**AIM OF THE EXERCISE**
Your task is to repeat the entries underneath exactly, minus the pictures.
>> start RECORDS SHOWN
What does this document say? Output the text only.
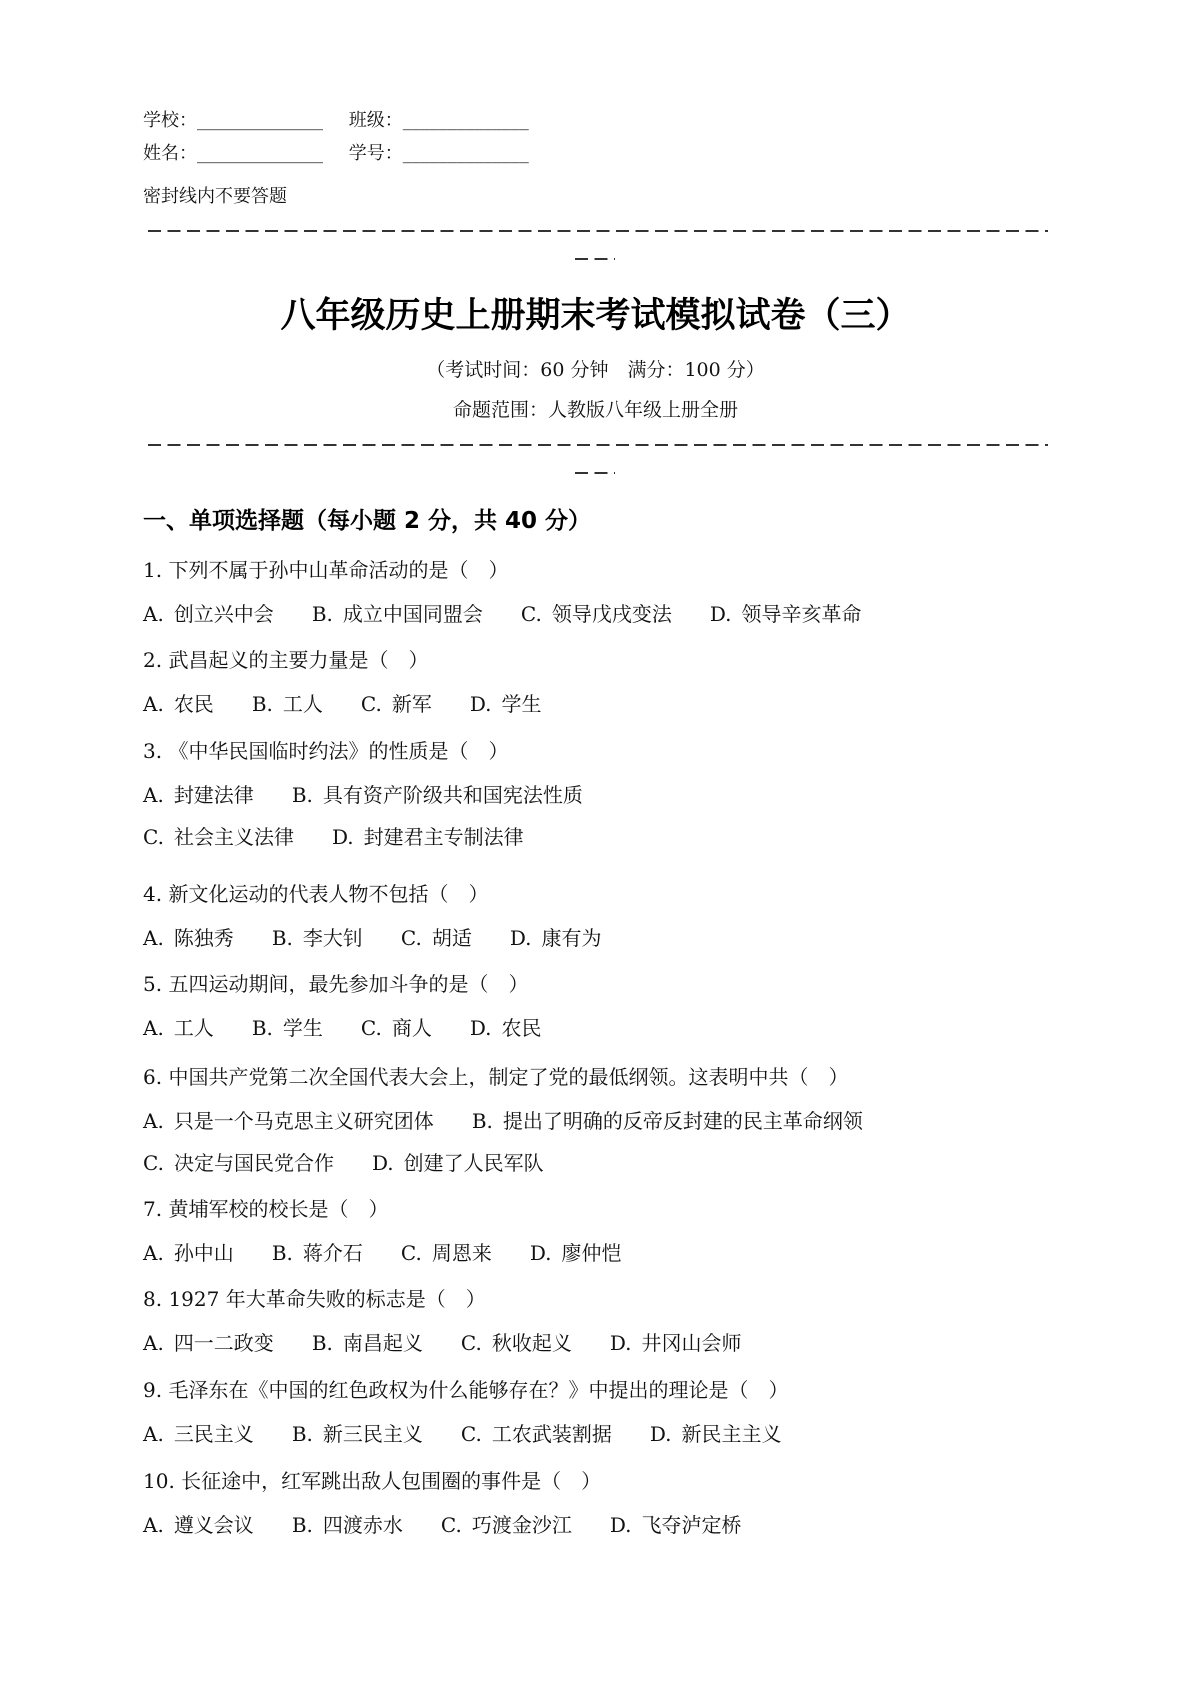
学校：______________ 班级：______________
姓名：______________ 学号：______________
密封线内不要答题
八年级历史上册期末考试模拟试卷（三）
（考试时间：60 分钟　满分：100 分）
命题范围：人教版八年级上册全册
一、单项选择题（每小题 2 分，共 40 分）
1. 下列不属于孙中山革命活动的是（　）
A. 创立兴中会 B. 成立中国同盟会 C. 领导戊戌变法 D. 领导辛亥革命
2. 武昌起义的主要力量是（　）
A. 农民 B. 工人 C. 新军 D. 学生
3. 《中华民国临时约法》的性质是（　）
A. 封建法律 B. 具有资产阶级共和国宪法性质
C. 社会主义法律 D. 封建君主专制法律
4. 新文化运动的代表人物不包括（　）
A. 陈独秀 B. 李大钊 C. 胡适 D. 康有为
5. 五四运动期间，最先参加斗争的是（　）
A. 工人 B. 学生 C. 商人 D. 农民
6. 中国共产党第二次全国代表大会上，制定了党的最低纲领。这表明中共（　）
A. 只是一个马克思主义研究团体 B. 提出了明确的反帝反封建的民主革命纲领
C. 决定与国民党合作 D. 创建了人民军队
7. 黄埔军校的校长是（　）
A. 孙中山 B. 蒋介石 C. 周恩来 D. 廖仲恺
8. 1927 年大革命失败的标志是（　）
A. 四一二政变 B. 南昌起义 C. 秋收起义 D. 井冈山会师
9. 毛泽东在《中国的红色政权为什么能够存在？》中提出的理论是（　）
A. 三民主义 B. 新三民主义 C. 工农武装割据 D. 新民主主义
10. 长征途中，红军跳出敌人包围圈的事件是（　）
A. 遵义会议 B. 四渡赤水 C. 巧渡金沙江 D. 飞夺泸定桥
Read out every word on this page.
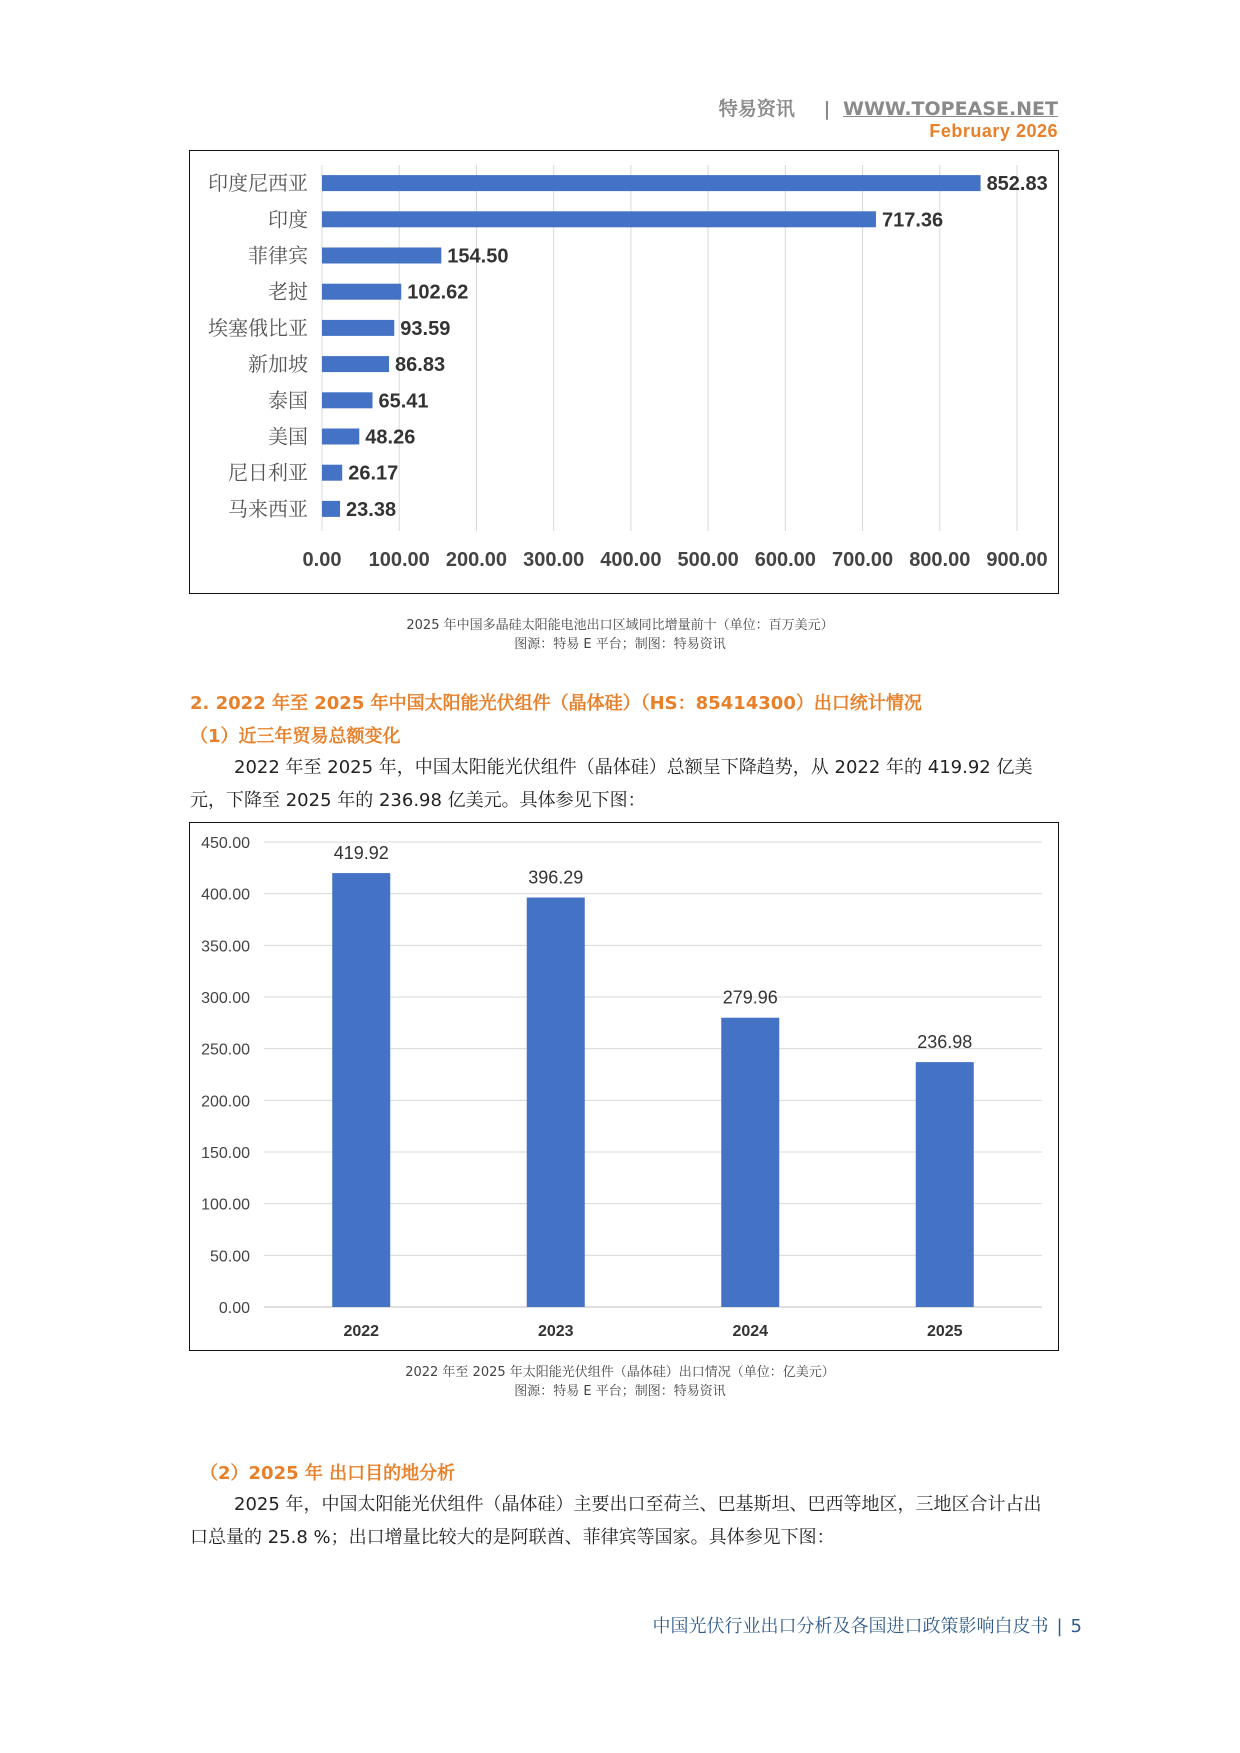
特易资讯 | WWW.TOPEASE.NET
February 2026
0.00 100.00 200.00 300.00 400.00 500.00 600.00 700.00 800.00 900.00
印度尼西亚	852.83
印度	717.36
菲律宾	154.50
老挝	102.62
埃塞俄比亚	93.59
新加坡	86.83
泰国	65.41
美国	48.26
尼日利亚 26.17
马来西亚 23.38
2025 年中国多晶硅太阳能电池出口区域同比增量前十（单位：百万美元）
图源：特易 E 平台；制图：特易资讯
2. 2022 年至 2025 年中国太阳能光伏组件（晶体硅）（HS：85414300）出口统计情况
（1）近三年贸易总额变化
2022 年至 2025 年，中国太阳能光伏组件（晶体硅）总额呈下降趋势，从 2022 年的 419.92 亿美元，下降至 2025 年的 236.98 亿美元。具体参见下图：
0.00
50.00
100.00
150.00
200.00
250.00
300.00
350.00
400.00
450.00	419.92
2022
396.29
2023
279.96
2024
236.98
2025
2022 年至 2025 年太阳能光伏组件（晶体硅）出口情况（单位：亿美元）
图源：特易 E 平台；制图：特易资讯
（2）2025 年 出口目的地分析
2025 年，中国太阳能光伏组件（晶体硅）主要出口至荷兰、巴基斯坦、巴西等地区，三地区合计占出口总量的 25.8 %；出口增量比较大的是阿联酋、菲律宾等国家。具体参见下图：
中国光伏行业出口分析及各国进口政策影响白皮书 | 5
>> end RECORDS SHOWN
**WRITTEN SOLUTION**
What does this document say? Output the text only.
学校：______________ 班级：______________
姓名：______________ 学号：______________
密封线内不要答题
八年级历史上册期末考试模拟试卷（三）
（考试时间：60 分钟　满分：100 分）
命题范围：人教版八年级上册全册
一、单项选择题（每小题 2 分，共 40 分）
1. 下列不属于孙中山革命活动的是（　）
A. 创立兴中会 B. 成立中国同盟会 C. 领导戊戌变法 D. 领导辛亥革命
2. 武昌起义的主要力量是（　）
A. 农民 B. 工人 C. 新军 D. 学生
3. 《中华民国临时约法》的性质是（　）
A. 封建法律 B. 具有资产阶级共和国宪法性质
C. 社会主义法律 D. 封建君主专制法律
4. 新文化运动的代表人物不包括（　）
A. 陈独秀 B. 李大钊 C. 胡适 D. 康有为
5. 五四运动期间，最先参加斗争的是（　）
A. 工人 B. 学生 C. 商人 D. 农民
6. 中国共产党第二次全国代表大会上，制定了党的最低纲领。这表明中共（　）
A. 只是一个马克思主义研究团体 B. 提出了明确的反帝反封建的民主革命纲领
C. 决定与国民党合作 D. 创建了人民军队
7. 黄埔军校的校长是（　）
A. 孙中山 B. 蒋介石 C. 周恩来 D. 廖仲恺
8. 1927 年大革命失败的标志是（　）
A. 四一二政变 B. 南昌起义 C. 秋收起义 D. 井冈山会师
9. 毛泽东在《中国的红色政权为什么能够存在？》中提出的理论是（　）
A. 三民主义 B. 新三民主义 C. 工农武装割据 D. 新民主主义
10. 长征途中，红军跳出敌人包围圈的事件是（　）
A. 遵义会议 B. 四渡赤水 C. 巧渡金沙江 D. 飞夺泸定桥
Read out every word on this page.
特易资讯 | WWW.TOPEASE.NET
February 2026
0.00 100.00 200.00 300.00 400.00 500.00 600.00 700.00 800.00 900.00
印度尼西亚	852.83
印度	717.36
菲律宾	154.50
老挝	102.62
埃塞俄比亚	93.59
新加坡	86.83
泰国	65.41
美国	48.26
尼日利亚 26.17
马来西亚 23.38
2025 年中国多晶硅太阳能电池出口区域同比增量前十（单位：百万美元）
图源：特易 E 平台；制图：特易资讯
2. 2022 年至 2025 年中国太阳能光伏组件（晶体硅）（HS：85414300）出口统计情况
（1）近三年贸易总额变化
2022 年至 2025 年，中国太阳能光伏组件（晶体硅）总额呈下降趋势，从 2022 年的 419.92 亿美元，下降至 2025 年的 236.98 亿美元。具体参见下图：
0.00
50.00
100.00
150.00
200.00
250.00
300.00
350.00
400.00
450.00	419.92
2022
396.29
2023
279.96
2024
236.98
2025
2022 年至 2025 年太阳能光伏组件（晶体硅）出口情况（单位：亿美元）
图源：特易 E 平台；制图：特易资讯
（2）2025 年 出口目的地分析
2025 年，中国太阳能光伏组件（晶体硅）主要出口至荷兰、巴基斯坦、巴西等地区，三地区合计占出口总量的 25.8 %；出口增量比较大的是阿联酋、菲律宾等国家。具体参见下图：
中国光伏行业出口分析及各国进口政策影响白皮书 | 5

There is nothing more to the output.